▸ **What to work on**
Search the data for the word "nastavitelného" and copy every line that contains it.

Saved entries:
━━━━━━━━━━━━━━━━━━━━━━━━━━━━━━

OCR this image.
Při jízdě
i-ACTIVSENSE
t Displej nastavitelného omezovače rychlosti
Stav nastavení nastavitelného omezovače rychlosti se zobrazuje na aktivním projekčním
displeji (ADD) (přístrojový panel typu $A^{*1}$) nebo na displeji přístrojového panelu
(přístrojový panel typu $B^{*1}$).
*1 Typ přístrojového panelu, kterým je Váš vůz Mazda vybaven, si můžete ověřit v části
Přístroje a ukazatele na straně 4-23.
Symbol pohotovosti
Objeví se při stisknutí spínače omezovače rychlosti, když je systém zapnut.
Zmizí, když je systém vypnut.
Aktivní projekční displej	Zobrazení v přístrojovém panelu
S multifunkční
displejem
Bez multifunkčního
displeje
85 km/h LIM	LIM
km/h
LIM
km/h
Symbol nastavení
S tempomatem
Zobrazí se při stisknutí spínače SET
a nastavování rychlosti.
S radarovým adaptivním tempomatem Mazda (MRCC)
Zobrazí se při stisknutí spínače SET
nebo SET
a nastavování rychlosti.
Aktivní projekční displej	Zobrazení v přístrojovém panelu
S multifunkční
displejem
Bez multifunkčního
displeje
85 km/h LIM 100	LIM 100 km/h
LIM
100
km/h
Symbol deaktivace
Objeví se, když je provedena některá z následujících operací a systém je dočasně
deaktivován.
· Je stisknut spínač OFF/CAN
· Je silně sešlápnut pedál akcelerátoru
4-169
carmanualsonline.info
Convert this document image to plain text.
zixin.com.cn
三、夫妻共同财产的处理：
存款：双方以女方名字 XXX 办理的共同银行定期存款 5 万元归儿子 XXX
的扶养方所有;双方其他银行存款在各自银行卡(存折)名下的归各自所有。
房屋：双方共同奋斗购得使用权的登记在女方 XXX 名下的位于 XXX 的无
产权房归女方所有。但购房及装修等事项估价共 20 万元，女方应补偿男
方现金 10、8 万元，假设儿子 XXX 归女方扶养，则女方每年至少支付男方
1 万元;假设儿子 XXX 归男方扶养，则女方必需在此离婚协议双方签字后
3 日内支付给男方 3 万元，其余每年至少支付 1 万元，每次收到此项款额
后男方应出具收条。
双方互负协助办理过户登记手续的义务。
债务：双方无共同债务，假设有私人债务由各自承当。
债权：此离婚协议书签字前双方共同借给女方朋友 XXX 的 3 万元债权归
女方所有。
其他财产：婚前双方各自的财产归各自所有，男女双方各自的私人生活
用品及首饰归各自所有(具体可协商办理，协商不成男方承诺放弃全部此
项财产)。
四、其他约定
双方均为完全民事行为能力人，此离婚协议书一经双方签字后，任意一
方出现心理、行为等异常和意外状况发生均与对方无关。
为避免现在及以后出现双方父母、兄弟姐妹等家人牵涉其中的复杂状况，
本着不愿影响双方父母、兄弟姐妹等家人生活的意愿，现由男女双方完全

━━━━━━━━━━━━━━━━━━━━━━━━━━━━━━

▸ **Task response**
t Displej nastavitelného omezovače rychlosti
Stav nastavení nastavitelného omezovače rychlosti se zobrazuje na aktivním projekčním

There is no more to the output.